Aim of the task -> Each entry must be given again exactly; images do not belong in the copy.

++++ Exercise materials ++++

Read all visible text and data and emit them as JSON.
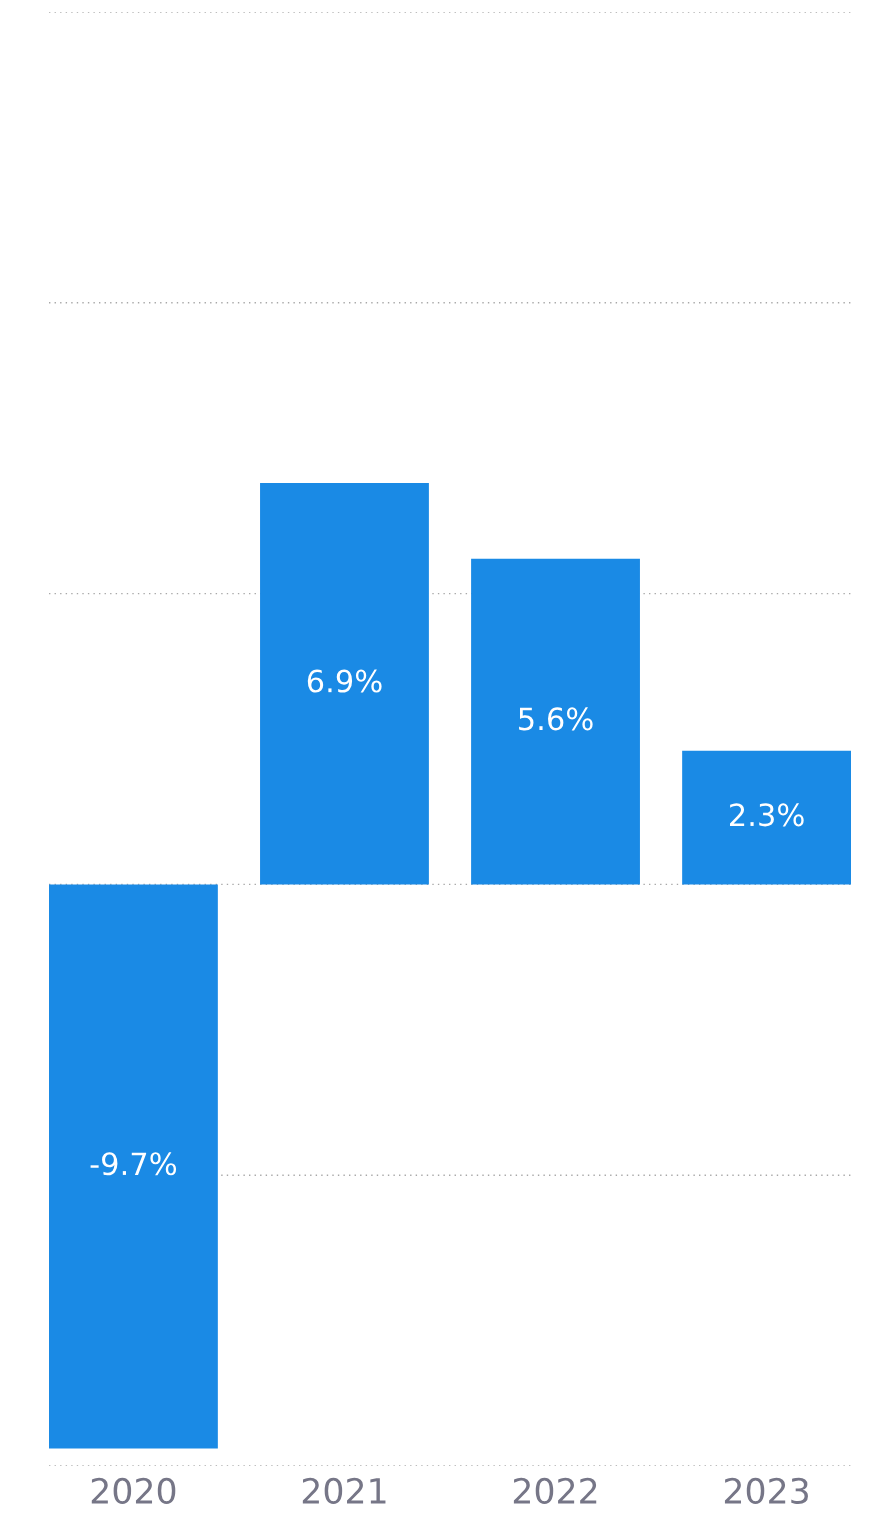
{
  "chart_data": {
    "type": "bar",
    "categories": [
      "2020",
      "2021",
      "2022",
      "2023"
    ],
    "values": [
      -9.7,
      6.9,
      5.6,
      2.3
    ],
    "value_labels": [
      "-9.7%",
      "6.9%",
      "5.6%",
      "2.3%"
    ],
    "color": "#1a8ae5",
    "ylim": [
      -10,
      15
    ],
    "yticks": [
      {
        "value": -10,
        "label": null
      },
      {
        "value": -5,
        "label": null
      },
      {
        "value": 0,
        "label": null
      },
      {
        "value": 5,
        "label": null
      },
      {
        "value": 10,
        "label": null
      },
      {
        "value": 15,
        "label": null
      }
    ],
    "grid": "y",
    "tick_labels": "x"
  }
}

++++

Task response ->
Read all visible text and data and emit them as JSON.
{
  "chart_data": {
    "type": "bar",
    "categories": [
      "2020",
      "2021",
      "2022",
      "2023"
    ],
    "values": [
      -9.7,
      6.9,
      5.6,
      2.3
    ],
    "value_labels": [
      "-9.7%",
      "6.9%",
      "5.6%",
      "2.3%"
    ],
    "color": "#1a8ae5",
    "ylim": [
      -10,
      15
    ],
    "yticks": [
      {
        "value": -10,
        "label": null
      },
      {
        "value": -5,
        "label": null
      },
      {
        "value": 0,
        "label": null
      },
      {
        "value": 5,
        "label": null
      },
      {
        "value": 10,
        "label": null
      },
      {
        "value": 15,
        "label": null
      }
    ],
    "grid": "y",
    "tick_labels": "x"
  }
}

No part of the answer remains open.